• ASSIGNMENT
Print all the records below, word for word and in full.
** RECORDS FOR THIS TASK follows **
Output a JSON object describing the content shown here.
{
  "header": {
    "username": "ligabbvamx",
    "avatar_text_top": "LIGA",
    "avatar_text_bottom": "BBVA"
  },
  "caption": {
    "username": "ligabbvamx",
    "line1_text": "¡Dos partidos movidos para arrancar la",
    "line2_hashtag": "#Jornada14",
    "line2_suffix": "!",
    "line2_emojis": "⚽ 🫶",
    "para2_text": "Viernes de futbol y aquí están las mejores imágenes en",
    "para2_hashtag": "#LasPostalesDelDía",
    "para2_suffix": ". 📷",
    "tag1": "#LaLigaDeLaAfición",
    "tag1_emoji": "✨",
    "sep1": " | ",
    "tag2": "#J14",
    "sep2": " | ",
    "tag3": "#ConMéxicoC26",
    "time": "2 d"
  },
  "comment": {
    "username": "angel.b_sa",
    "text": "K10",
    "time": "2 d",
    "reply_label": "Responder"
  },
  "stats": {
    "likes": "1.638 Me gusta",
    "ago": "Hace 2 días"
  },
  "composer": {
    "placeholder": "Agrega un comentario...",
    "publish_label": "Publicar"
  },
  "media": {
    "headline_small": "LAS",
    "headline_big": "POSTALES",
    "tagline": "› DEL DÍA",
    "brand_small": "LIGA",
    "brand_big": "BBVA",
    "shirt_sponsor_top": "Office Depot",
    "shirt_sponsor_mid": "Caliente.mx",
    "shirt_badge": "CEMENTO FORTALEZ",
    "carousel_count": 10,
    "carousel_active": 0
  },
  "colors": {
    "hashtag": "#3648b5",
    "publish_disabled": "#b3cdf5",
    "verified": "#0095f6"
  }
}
** End of RECORDS FOR THIS TASK **
• FINISHED TASK
Output a JSON object describing the content shown here.
{
  "header": {
    "username": "ligabbvamx",
    "avatar_text_top": "LIGA",
    "avatar_text_bottom": "BBVA"
  },
  "caption": {
    "username": "ligabbvamx",
    "line1_text": "¡Dos partidos movidos para arrancar la",
    "line2_hashtag": "#Jornada14",
    "line2_suffix": "!",
    "line2_emojis": "⚽ 🫶",
    "para2_text": "Viernes de futbol y aquí están las mejores imágenes en",
    "para2_hashtag": "#LasPostalesDelDía",
    "para2_suffix": ". 📷",
    "tag1": "#LaLigaDeLaAfición",
    "tag1_emoji": "✨",
    "sep1": " | ",
    "tag2": "#J14",
    "sep2": " | ",
    "tag3": "#ConMéxicoC26",
    "time": "2 d"
  },
  "comment": {
    "username": "angel.b_sa",
    "text": "K10",
    "time": "2 d",
    "reply_label": "Responder"
  },
  "stats": {
    "likes": "1.638 Me gusta",
    "ago": "Hace 2 días"
  },
  "composer": {
    "placeholder": "Agrega un comentario...",
    "publish_label": "Publicar"
  },
  "media": {
    "headline_small": "LAS",
    "headline_big": "POSTALES",
    "tagline": "› DEL DÍA",
    "brand_small": "LIGA",
    "brand_big": "BBVA",
    "shirt_sponsor_top": "Office Depot",
    "shirt_sponsor_mid": "Caliente.mx",
    "shirt_badge": "CEMENTO FORTALEZ",
    "carousel_count": 10,
    "carousel_active": 0
  },
  "colors": {
    "hashtag": "#3648b5",
    "publish_disabled": "#b3cdf5",
    "verified": "#0095f6"
  }
}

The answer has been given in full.